#### [WHAT IS EXPECTED]
What follows is a listing; restate every line of it word for word.

#### [INPUT MATERIAL]
--- begin ---

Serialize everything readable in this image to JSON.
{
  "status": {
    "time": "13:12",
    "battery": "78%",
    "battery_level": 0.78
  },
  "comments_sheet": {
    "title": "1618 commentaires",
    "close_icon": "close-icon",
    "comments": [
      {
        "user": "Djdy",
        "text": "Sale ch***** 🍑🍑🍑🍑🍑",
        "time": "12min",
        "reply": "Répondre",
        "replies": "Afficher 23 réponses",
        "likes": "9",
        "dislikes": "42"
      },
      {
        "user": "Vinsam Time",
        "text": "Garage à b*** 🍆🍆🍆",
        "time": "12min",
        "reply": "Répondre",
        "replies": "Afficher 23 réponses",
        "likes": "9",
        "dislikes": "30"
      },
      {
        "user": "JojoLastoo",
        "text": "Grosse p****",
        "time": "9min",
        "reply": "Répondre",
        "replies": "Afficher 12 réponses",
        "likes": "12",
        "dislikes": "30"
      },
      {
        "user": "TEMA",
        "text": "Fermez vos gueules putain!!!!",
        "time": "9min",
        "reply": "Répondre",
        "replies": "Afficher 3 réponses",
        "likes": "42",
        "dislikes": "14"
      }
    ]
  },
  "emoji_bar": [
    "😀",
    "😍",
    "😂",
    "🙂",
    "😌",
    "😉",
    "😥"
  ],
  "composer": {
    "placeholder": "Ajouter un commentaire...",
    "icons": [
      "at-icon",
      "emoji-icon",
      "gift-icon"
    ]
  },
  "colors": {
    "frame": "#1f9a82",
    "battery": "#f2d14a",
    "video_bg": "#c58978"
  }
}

--- end ---

#### [RESULT FOR THIS EXERCISE]
Serialize everything readable in this image to JSON.
{
  "status": {
    "time": "13:12",
    "battery": "78%",
    "battery_level": 0.78
  },
  "comments_sheet": {
    "title": "1618 commentaires",
    "close_icon": "close-icon",
    "comments": [
      {
        "user": "Djdy",
        "text": "Sale ch***** 🍑🍑🍑🍑🍑",
        "time": "12min",
        "reply": "Répondre",
        "replies": "Afficher 23 réponses",
        "likes": "9",
        "dislikes": "42"
      },
      {
        "user": "Vinsam Time",
        "text": "Garage à b*** 🍆🍆🍆",
        "time": "12min",
        "reply": "Répondre",
        "replies": "Afficher 23 réponses",
        "likes": "9",
        "dislikes": "30"
      },
      {
        "user": "JojoLastoo",
        "text": "Grosse p****",
        "time": "9min",
        "reply": "Répondre",
        "replies": "Afficher 12 réponses",
        "likes": "12",
        "dislikes": "30"
      },
      {
        "user": "TEMA",
        "text": "Fermez vos gueules putain!!!!",
        "time": "9min",
        "reply": "Répondre",
        "replies": "Afficher 3 réponses",
        "likes": "42",
        "dislikes": "14"
      }
    ]
  },
  "emoji_bar": [
    "😀",
    "😍",
    "😂",
    "🙂",
    "😌",
    "😉",
    "😥"
  ],
  "composer": {
    "placeholder": "Ajouter un commentaire...",
    "icons": [
      "at-icon",
      "emoji-icon",
      "gift-icon"
    ]
  },
  "colors": {
    "frame": "#1f9a82",
    "battery": "#f2d14a",
    "video_bg": "#c58978"
  }
}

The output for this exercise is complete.